━━━ DOCUMENT EXCERPT ━━━
The play began, and in the first five minutes, my spirits sank. The language in the opening song contained several profanities, the costumes were less than modest and the dancing provocative. As the story progressed, things went from bad to worse. There was more profanity, promiscuity and homosexuality portrayed with each scene. We sank down in our seats and refused to applaud, waiting for the end of the interminable first act so we could pay our bill and escape. As I looked around me, my heart began to ache. The room was full of people laughing and applauding, greeting each new disgusting act with hilarity and approval. In the front row sat a family with a 10-year old girl, celebrating her birthday. I watched as she took in things that were utterly inappropriate for her eyes, and as her parents howled with laughter. A feeling of nausea rose within me, as I realized that we were perhaps the only two people in the entire theater who felt offended by these acts portrayed on the stage. As the first act finally, and thankfully, came to a close, we quickly ate our desserts, paid our bill, and fled. As we walked out into the cool night air, I felt defiled and overcome with sorrow. I thought about Jesus as he wept over Jerusalem, and I began to cry as I mourned for my city.
━━━ RECORDS SUPPLIED ━━━
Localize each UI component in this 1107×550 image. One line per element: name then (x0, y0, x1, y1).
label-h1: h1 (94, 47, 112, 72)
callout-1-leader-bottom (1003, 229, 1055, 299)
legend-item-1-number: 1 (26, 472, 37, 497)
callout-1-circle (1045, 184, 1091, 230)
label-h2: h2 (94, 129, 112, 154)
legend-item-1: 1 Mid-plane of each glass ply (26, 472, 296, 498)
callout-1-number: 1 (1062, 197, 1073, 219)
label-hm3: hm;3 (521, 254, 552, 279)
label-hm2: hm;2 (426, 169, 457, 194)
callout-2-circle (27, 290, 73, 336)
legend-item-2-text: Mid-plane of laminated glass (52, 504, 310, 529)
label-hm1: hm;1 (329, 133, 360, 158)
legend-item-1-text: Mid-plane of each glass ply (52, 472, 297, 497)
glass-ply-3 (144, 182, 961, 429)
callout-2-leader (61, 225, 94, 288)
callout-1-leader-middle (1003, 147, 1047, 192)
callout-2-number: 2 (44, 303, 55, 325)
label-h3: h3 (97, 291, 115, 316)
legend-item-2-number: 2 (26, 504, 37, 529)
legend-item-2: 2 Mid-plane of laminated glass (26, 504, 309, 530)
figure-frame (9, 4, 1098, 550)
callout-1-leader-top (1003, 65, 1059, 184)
━━━
In the theater account, what was the 10-year-old girl in the front row celebrating? The lines have nothing to do with this.

Her birthday.